+++ Given records +++

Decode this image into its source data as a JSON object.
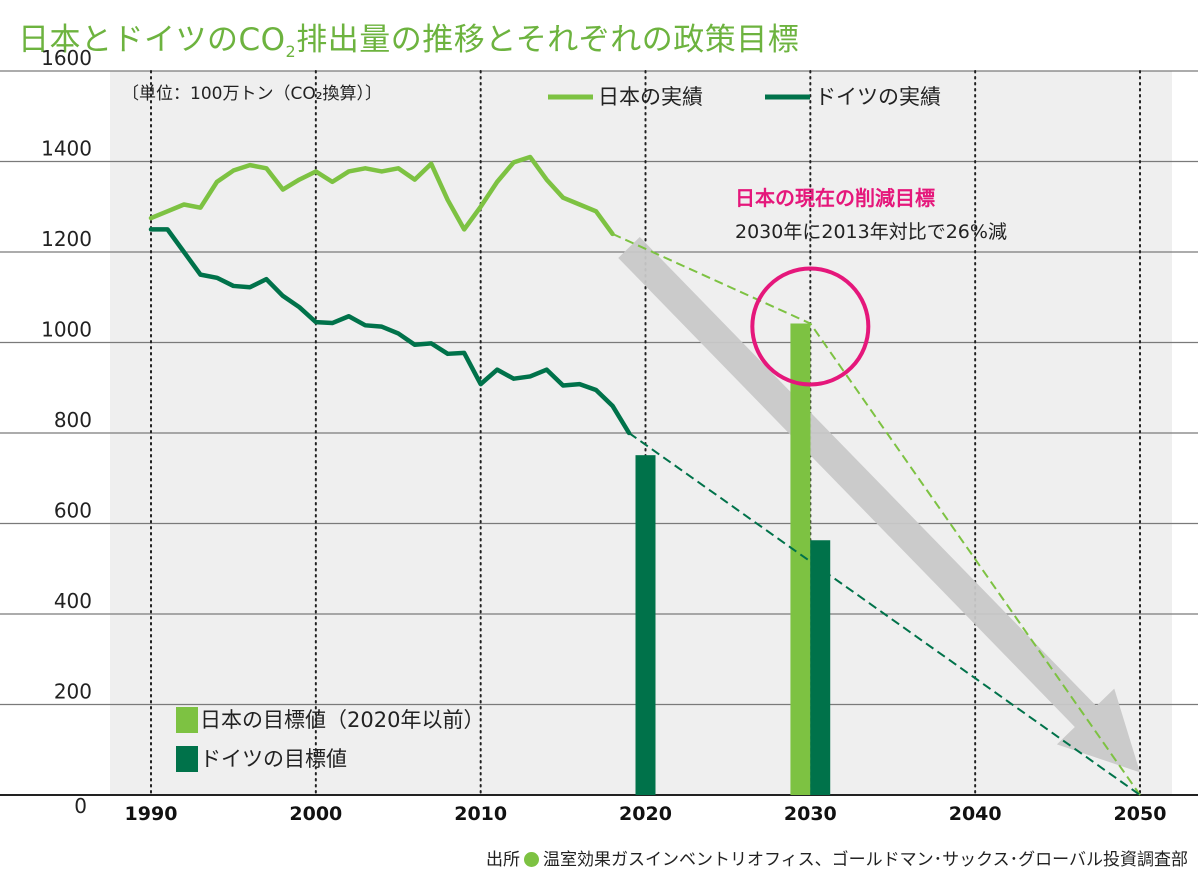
{
  "title": {
    "main": "日本とドイツのCO",
    "sub": "2",
    "rest": "排出量の推移とそれぞれの政策目標"
  },
  "source": {
    "prefix": "出所",
    "text": "温室効果ガスインベントリオフィス、ゴールドマン･サックス･グローバル投資調査部"
  },
  "colors": {
    "japan": "#7dc242",
    "germany": "#00724a",
    "highlight": "#e5177b",
    "arrow": "#c8c8c8",
    "plot_bg": "#efefef"
  },
  "chart_data": {
    "type": "line",
    "unit_label": "〔単位：100万トン（CO₂換算）〕",
    "x_ticks": [
      "1990",
      "2000",
      "2010",
      "2020",
      "2030",
      "2040",
      "2050"
    ],
    "y_ticks": [
      "0",
      "200",
      "400",
      "600",
      "800",
      "1000",
      "1200",
      "1400",
      "1600"
    ],
    "xlim": [
      1990,
      2050
    ],
    "ylim": [
      0,
      1600
    ],
    "grid": true,
    "legend_lines": [
      {
        "name": "日本の実績",
        "color": "#7dc242"
      },
      {
        "name": "ドイツの実績",
        "color": "#00724a"
      }
    ],
    "legend_bars": [
      {
        "name": "日本の目標値（2020年以前）",
        "color": "#7dc242"
      },
      {
        "name": "ドイツの目標値",
        "color": "#00724a"
      }
    ],
    "series": [
      {
        "name": "日本の実績",
        "color": "#7dc242",
        "x": [
          1990,
          1991,
          1992,
          1993,
          1994,
          1995,
          1996,
          1997,
          1998,
          1999,
          2000,
          2001,
          2002,
          2003,
          2004,
          2005,
          2006,
          2007,
          2008,
          2009,
          2010,
          2011,
          2012,
          2013,
          2014,
          2015,
          2016,
          2017,
          2018
        ],
        "y": [
          1275,
          1290,
          1305,
          1298,
          1355,
          1380,
          1392,
          1385,
          1338,
          1360,
          1378,
          1355,
          1378,
          1385,
          1378,
          1385,
          1360,
          1395,
          1315,
          1250,
          1300,
          1355,
          1398,
          1410,
          1360,
          1320,
          1305,
          1290,
          1240
        ]
      },
      {
        "name": "ドイツの実績",
        "color": "#00724a",
        "x": [
          1990,
          1991,
          1992,
          1993,
          1994,
          1995,
          1996,
          1997,
          1998,
          1999,
          2000,
          2001,
          2002,
          2003,
          2004,
          2005,
          2006,
          2007,
          2008,
          2009,
          2010,
          2011,
          2012,
          2013,
          2014,
          2015,
          2016,
          2017,
          2018,
          2019
        ],
        "y": [
          1250,
          1250,
          1200,
          1150,
          1143,
          1125,
          1122,
          1140,
          1103,
          1078,
          1045,
          1043,
          1058,
          1038,
          1035,
          1020,
          995,
          998,
          975,
          977,
          908,
          940,
          920,
          925,
          940,
          905,
          908,
          895,
          860,
          800
        ]
      }
    ],
    "projections": [
      {
        "name": "日本",
        "color": "#7dc242",
        "x": [
          2018,
          2030,
          2050
        ],
        "y": [
          1240,
          1042,
          0
        ]
      },
      {
        "name": "ドイツ",
        "color": "#00724a",
        "x": [
          2019,
          2050
        ],
        "y": [
          800,
          0
        ]
      }
    ],
    "bars": [
      {
        "x": 2020,
        "value": 751,
        "color": "#00724a",
        "series": "ドイツの目標値"
      },
      {
        "x": 2029.4,
        "value": 1042,
        "color": "#7dc242",
        "series": "日本の目標値"
      },
      {
        "x": 2030.6,
        "value": 563,
        "color": "#00724a",
        "series": "ドイツの目標値"
      }
    ],
    "annotation": {
      "title": "日本の現在の削減目標",
      "text": "2030年に2013年対比で26%減"
    },
    "trend_arrow": {
      "from": [
        2019,
        1210
      ],
      "to": [
        2050,
        50
      ]
    }
  }
}
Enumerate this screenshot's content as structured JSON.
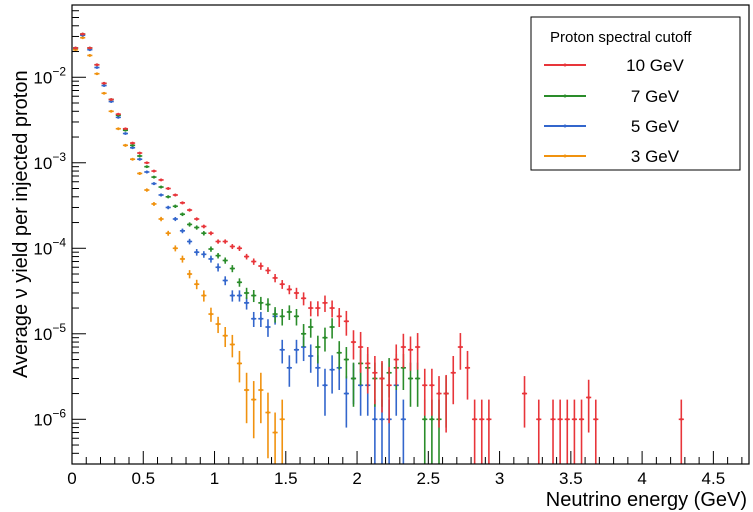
{
  "chart_data": {
    "type": "scatter",
    "xlabel": "Neutrino energy (GeV)",
    "ylabel": "Average ν yield per injected proton",
    "xlim": [
      0,
      4.75
    ],
    "ylim": [
      3e-07,
      0.07
    ],
    "y_scale": "log",
    "x_ticks": [
      {
        "value": 0,
        "label": "0"
      },
      {
        "value": 0.5,
        "label": "0.5"
      },
      {
        "value": 1,
        "label": "1"
      },
      {
        "value": 1.5,
        "label": "1.5"
      },
      {
        "value": 2,
        "label": "2"
      },
      {
        "value": 2.5,
        "label": "2.5"
      },
      {
        "value": 3,
        "label": "3"
      },
      {
        "value": 3.5,
        "label": "3.5"
      },
      {
        "value": 4,
        "label": "4"
      },
      {
        "value": 4.5,
        "label": "4.5"
      }
    ],
    "y_ticks": [
      {
        "value": 1e-06,
        "base": "10",
        "exp": "−6"
      },
      {
        "value": 1e-05,
        "base": "10",
        "exp": "−5"
      },
      {
        "value": 0.0001,
        "base": "10",
        "exp": "−4"
      },
      {
        "value": 0.001,
        "base": "10",
        "exp": "−3"
      },
      {
        "value": 0.01,
        "base": "10",
        "exp": "−2"
      }
    ],
    "grid": false,
    "legend": {
      "title": "Proton spectral cutoff",
      "position": "top-right",
      "entries": [
        "10 GeV",
        "7 GeV",
        "5 GeV",
        "3 GeV"
      ]
    },
    "bin_half_width": 0.025,
    "series": [
      {
        "name": "10 GeV",
        "color": "#e8353a",
        "x": [
          0.025,
          0.075,
          0.125,
          0.175,
          0.225,
          0.275,
          0.325,
          0.375,
          0.425,
          0.475,
          0.525,
          0.575,
          0.625,
          0.675,
          0.725,
          0.775,
          0.825,
          0.875,
          0.925,
          0.975,
          1.025,
          1.075,
          1.125,
          1.175,
          1.225,
          1.275,
          1.325,
          1.375,
          1.425,
          1.475,
          1.525,
          1.575,
          1.625,
          1.675,
          1.725,
          1.775,
          1.825,
          1.875,
          1.925,
          1.975,
          2.025,
          2.075,
          2.125,
          2.175,
          2.225,
          2.275,
          2.325,
          2.375,
          2.425,
          2.475,
          2.525,
          2.575,
          2.625,
          2.675,
          2.725,
          2.775,
          2.825,
          2.875,
          2.925,
          3.175,
          3.275,
          3.375,
          3.425,
          3.475,
          3.525,
          3.575,
          3.625,
          3.675,
          4.275
        ],
        "y": [
          0.022,
          0.032,
          0.022,
          0.014,
          0.0085,
          0.0055,
          0.0037,
          0.0025,
          0.0017,
          0.0013,
          0.001,
          0.0008,
          0.00063,
          0.0005,
          0.00042,
          0.00034,
          0.00028,
          0.00022,
          0.00018,
          0.00015,
          0.00012,
          0.00012,
          0.000105,
          0.0001,
          8e-05,
          7e-05,
          6.2e-05,
          5.5e-05,
          4.5e-05,
          3.8e-05,
          3.3e-05,
          3e-05,
          2.6e-05,
          2e-05,
          2e-05,
          2.3e-05,
          2e-05,
          1.6e-05,
          1.4e-05,
          8e-06,
          7e-06,
          4.5e-06,
          3.5e-06,
          3e-06,
          2.5e-06,
          5e-06,
          7e-06,
          6.5e-06,
          7e-06,
          2.5e-06,
          2.5e-06,
          2e-06,
          2e-06,
          3.5e-06,
          7e-06,
          4e-06,
          1e-06,
          1e-06,
          1e-06,
          2e-06,
          1e-06,
          1e-06,
          1e-06,
          1e-06,
          1e-06,
          1e-06,
          1.8e-06,
          1e-06,
          1e-06
        ],
        "err_lo": [
          0.0006,
          0.0008,
          0.0006,
          0.00035,
          0.0002,
          0.00014,
          0.0001,
          7e-05,
          5e-05,
          4e-05,
          3e-05,
          2.6e-05,
          2e-05,
          1.8e-05,
          1.6e-05,
          1.3e-05,
          1.2e-05,
          1e-05,
          9e-06,
          8e-06,
          7e-06,
          7e-06,
          7e-06,
          7e-06,
          6e-06,
          6e-06,
          6e-06,
          5e-06,
          5e-06,
          4.5e-06,
          4e-06,
          4.5e-06,
          4.5e-06,
          4e-06,
          4e-06,
          5e-06,
          4.5e-06,
          4e-06,
          4.5e-06,
          3e-06,
          3.5e-06,
          2.5e-06,
          2e-06,
          1.8e-06,
          1.6e-06,
          2.5e-06,
          3e-06,
          2.8e-06,
          3.2e-06,
          1.4e-06,
          1.4e-06,
          1.2e-06,
          1.3e-06,
          2e-06,
          3.2e-06,
          2.3e-06,
          7e-07,
          7e-07,
          7e-07,
          1.2e-06,
          7e-07,
          7e-07,
          7e-07,
          7e-07,
          7e-07,
          7e-07,
          1.1e-06,
          7e-07,
          7e-07
        ],
        "err_hi": [
          0.0006,
          0.0008,
          0.0006,
          0.00035,
          0.0002,
          0.00014,
          0.0001,
          7e-05,
          5e-05,
          4e-05,
          3e-05,
          2.6e-05,
          2e-05,
          1.8e-05,
          1.6e-05,
          1.3e-05,
          1.2e-05,
          1e-05,
          9e-06,
          8e-06,
          7e-06,
          7e-06,
          7e-06,
          7e-06,
          6e-06,
          6e-06,
          6e-06,
          5e-06,
          5e-06,
          4.5e-06,
          4e-06,
          4.5e-06,
          4.5e-06,
          4e-06,
          4e-06,
          5e-06,
          4.5e-06,
          4e-06,
          4.5e-06,
          3e-06,
          3.5e-06,
          2.5e-06,
          2e-06,
          1.8e-06,
          1.6e-06,
          2.5e-06,
          3e-06,
          2.8e-06,
          3.2e-06,
          1.4e-06,
          1.4e-06,
          1.2e-06,
          1.3e-06,
          2e-06,
          3.2e-06,
          2.3e-06,
          7e-07,
          7e-07,
          7e-07,
          1.2e-06,
          7e-07,
          7e-07,
          7e-07,
          7e-07,
          7e-07,
          7e-07,
          1.1e-06,
          7e-07,
          7e-07
        ]
      },
      {
        "name": "7 GeV",
        "color": "#2a8c2a",
        "x": [
          0.025,
          0.075,
          0.125,
          0.175,
          0.225,
          0.275,
          0.325,
          0.375,
          0.425,
          0.475,
          0.525,
          0.575,
          0.625,
          0.675,
          0.725,
          0.775,
          0.825,
          0.875,
          0.925,
          0.975,
          1.025,
          1.075,
          1.125,
          1.175,
          1.225,
          1.275,
          1.325,
          1.375,
          1.425,
          1.475,
          1.525,
          1.575,
          1.625,
          1.675,
          1.725,
          1.775,
          1.825,
          1.875,
          1.925,
          1.975,
          2.025,
          2.075,
          2.125,
          2.175,
          2.225,
          2.275,
          2.325,
          2.375,
          2.425,
          2.475,
          2.525,
          2.575,
          2.625
        ],
        "y": [
          0.022,
          0.032,
          0.022,
          0.014,
          0.0085,
          0.0055,
          0.0036,
          0.0024,
          0.0016,
          0.0012,
          0.0009,
          0.00068,
          0.00052,
          0.0004,
          0.00031,
          0.00025,
          0.00019,
          0.000175,
          0.00015,
          9.8e-05,
          8.2e-05,
          7.2e-05,
          5.8e-05,
          4e-05,
          3e-05,
          2.8e-05,
          2.3e-05,
          2.2e-05,
          1.7e-05,
          1.6e-05,
          1.8e-05,
          1.6e-05,
          1e-05,
          1.2e-05,
          7e-06,
          9e-06,
          1.2e-05,
          6e-06,
          5e-06,
          3e-06,
          4.5e-06,
          4e-06,
          3e-06,
          3e-06,
          3.5e-06,
          4e-06,
          4e-06,
          3e-06,
          3e-06,
          1e-06,
          1e-06,
          1e-06,
          2e-06
        ],
        "err_lo": [
          0.0006,
          0.0008,
          0.0006,
          0.00035,
          0.0002,
          0.00014,
          0.0001,
          7e-05,
          5e-05,
          4e-05,
          3e-05,
          2.4e-05,
          1.9e-05,
          1.6e-05,
          1.4e-05,
          1.2e-05,
          1.1e-05,
          1e-05,
          9e-06,
          7e-06,
          6e-06,
          6e-06,
          5.5e-06,
          4.5e-06,
          4.5e-06,
          4.5e-06,
          4e-06,
          4e-06,
          3.5e-06,
          3.5e-06,
          3.5e-06,
          3.5e-06,
          3e-06,
          3e-06,
          2.5e-06,
          2.8e-06,
          3.2e-06,
          2.2e-06,
          2e-06,
          1.6e-06,
          2e-06,
          1.8e-06,
          1.6e-06,
          1.6e-06,
          1.7e-06,
          1.8e-06,
          1.8e-06,
          1.6e-06,
          1.6e-06,
          7e-07,
          7e-07,
          7e-07,
          1.2e-06
        ],
        "err_hi": [
          0.0006,
          0.0008,
          0.0006,
          0.00035,
          0.0002,
          0.00014,
          0.0001,
          7e-05,
          5e-05,
          4e-05,
          3e-05,
          2.4e-05,
          1.9e-05,
          1.6e-05,
          1.4e-05,
          1.2e-05,
          1.1e-05,
          1e-05,
          9e-06,
          7e-06,
          6e-06,
          6e-06,
          5.5e-06,
          4.5e-06,
          4.5e-06,
          4.5e-06,
          4e-06,
          4e-06,
          3.5e-06,
          3.5e-06,
          3.5e-06,
          3.5e-06,
          3e-06,
          3e-06,
          2.5e-06,
          2.8e-06,
          3.2e-06,
          2.2e-06,
          2e-06,
          1.6e-06,
          2e-06,
          1.8e-06,
          1.6e-06,
          1.6e-06,
          1.7e-06,
          1.8e-06,
          1.8e-06,
          1.6e-06,
          1.6e-06,
          7e-07,
          7e-07,
          7e-07,
          1.2e-06
        ]
      },
      {
        "name": "5 GeV",
        "color": "#3366cc",
        "x": [
          0.025,
          0.075,
          0.125,
          0.175,
          0.225,
          0.275,
          0.325,
          0.375,
          0.425,
          0.475,
          0.525,
          0.575,
          0.625,
          0.675,
          0.725,
          0.775,
          0.825,
          0.875,
          0.925,
          0.975,
          1.025,
          1.075,
          1.125,
          1.175,
          1.225,
          1.275,
          1.325,
          1.375,
          1.425,
          1.475,
          1.525,
          1.575,
          1.625,
          1.675,
          1.725,
          1.775,
          1.825,
          1.875,
          1.925,
          1.975,
          2.025,
          2.075,
          2.125,
          2.175,
          2.225,
          2.275,
          2.325
        ],
        "y": [
          0.022,
          0.031,
          0.021,
          0.013,
          0.008,
          0.0052,
          0.0034,
          0.0022,
          0.0015,
          0.0011,
          0.00078,
          0.00057,
          0.00042,
          0.0003,
          0.00022,
          0.00016,
          0.00012,
          9e-05,
          8.5e-05,
          7.5e-05,
          6e-05,
          4.2e-05,
          2.8e-05,
          2.8e-05,
          2.3e-05,
          1.5e-05,
          1.5e-05,
          1.2e-05,
          1.6e-05,
          6.5e-06,
          4e-06,
          6.5e-06,
          7e-06,
          5.5e-06,
          4e-06,
          2.5e-06,
          3.8e-06,
          4e-06,
          2e-06,
          3e-06,
          2.5e-06,
          2.5e-06,
          1e-06,
          1e-06,
          1e-06,
          2.5e-06,
          1e-06
        ],
        "err_lo": [
          0.0006,
          0.0008,
          0.0006,
          0.00035,
          0.0002,
          0.00014,
          0.0001,
          7e-05,
          5e-05,
          4e-05,
          3e-05,
          2.2e-05,
          1.7e-05,
          1.4e-05,
          1.2e-05,
          1e-05,
          9e-06,
          8e-06,
          7.5e-06,
          7e-06,
          6.5e-06,
          5e-06,
          4.2e-06,
          4.2e-06,
          3.8e-06,
          3e-06,
          3e-06,
          2.8e-06,
          3.2e-06,
          2e-06,
          1.6e-06,
          2e-06,
          2.2e-06,
          2e-06,
          1.6e-06,
          1.4e-06,
          1.8e-06,
          1.8e-06,
          1.2e-06,
          1.5e-06,
          1.4e-06,
          1.4e-06,
          7e-07,
          7e-07,
          7e-07,
          1.4e-06,
          7e-07
        ],
        "err_hi": [
          0.0006,
          0.0008,
          0.0006,
          0.00035,
          0.0002,
          0.00014,
          0.0001,
          7e-05,
          5e-05,
          4e-05,
          3e-05,
          2.2e-05,
          1.7e-05,
          1.4e-05,
          1.2e-05,
          1e-05,
          9e-06,
          8e-06,
          7.5e-06,
          7e-06,
          6.5e-06,
          5e-06,
          4.2e-06,
          4.2e-06,
          3.8e-06,
          3e-06,
          3e-06,
          2.8e-06,
          3.2e-06,
          2e-06,
          1.6e-06,
          2e-06,
          2.2e-06,
          2e-06,
          1.6e-06,
          1.4e-06,
          1.8e-06,
          1.8e-06,
          1.2e-06,
          1.5e-06,
          1.4e-06,
          1.4e-06,
          7e-07,
          7e-07,
          7e-07,
          1.4e-06,
          7e-07
        ]
      },
      {
        "name": "3 GeV",
        "color": "#f0920f",
        "x": [
          0.025,
          0.075,
          0.125,
          0.175,
          0.225,
          0.275,
          0.325,
          0.375,
          0.425,
          0.475,
          0.525,
          0.575,
          0.625,
          0.675,
          0.725,
          0.775,
          0.825,
          0.875,
          0.925,
          0.975,
          1.025,
          1.075,
          1.125,
          1.175,
          1.225,
          1.275,
          1.325,
          1.375,
          1.425,
          1.475
        ],
        "y": [
          0.021,
          0.029,
          0.018,
          0.011,
          0.0065,
          0.004,
          0.0025,
          0.0016,
          0.0011,
          0.00075,
          0.00048,
          0.00033,
          0.00022,
          0.00015,
          0.0001,
          7.5e-05,
          5e-05,
          3.8e-05,
          2.8e-05,
          1.7e-05,
          1.3e-05,
          9.5e-06,
          7.5e-06,
          4.5e-06,
          2.2e-06,
          1.7e-06,
          2.2e-06,
          1.2e-06,
          7e-07,
          1e-06
        ],
        "err_lo": [
          0.0006,
          0.0008,
          0.0006,
          0.00035,
          0.0002,
          0.00013,
          9e-05,
          6e-05,
          4e-05,
          3e-05,
          2.2e-05,
          1.7e-05,
          1.3e-05,
          1e-05,
          8e-06,
          7e-06,
          5.5e-06,
          4.8e-06,
          4.2e-06,
          3.2e-06,
          2.8e-06,
          2.5e-06,
          2.2e-06,
          1.8e-06,
          1.3e-06,
          1.1e-06,
          1.3e-06,
          8.5e-07,
          4e-07,
          7e-07
        ],
        "err_hi": [
          0.0006,
          0.0008,
          0.0006,
          0.00035,
          0.0002,
          0.00013,
          9e-05,
          6e-05,
          4e-05,
          3e-05,
          2.2e-05,
          1.7e-05,
          1.3e-05,
          1e-05,
          8e-06,
          7e-06,
          5.5e-06,
          4.8e-06,
          4.2e-06,
          3.2e-06,
          2.8e-06,
          2.5e-06,
          2.2e-06,
          1.8e-06,
          1.3e-06,
          1.1e-06,
          1.3e-06,
          8.5e-07,
          5e-07,
          7e-07
        ]
      }
    ]
  }
}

+++

Only lines that contain the word "this" are wanted; copy each of them.

Decode this image into its source data as a JSON object.
Enumerate this screenshot's content as structured JSON.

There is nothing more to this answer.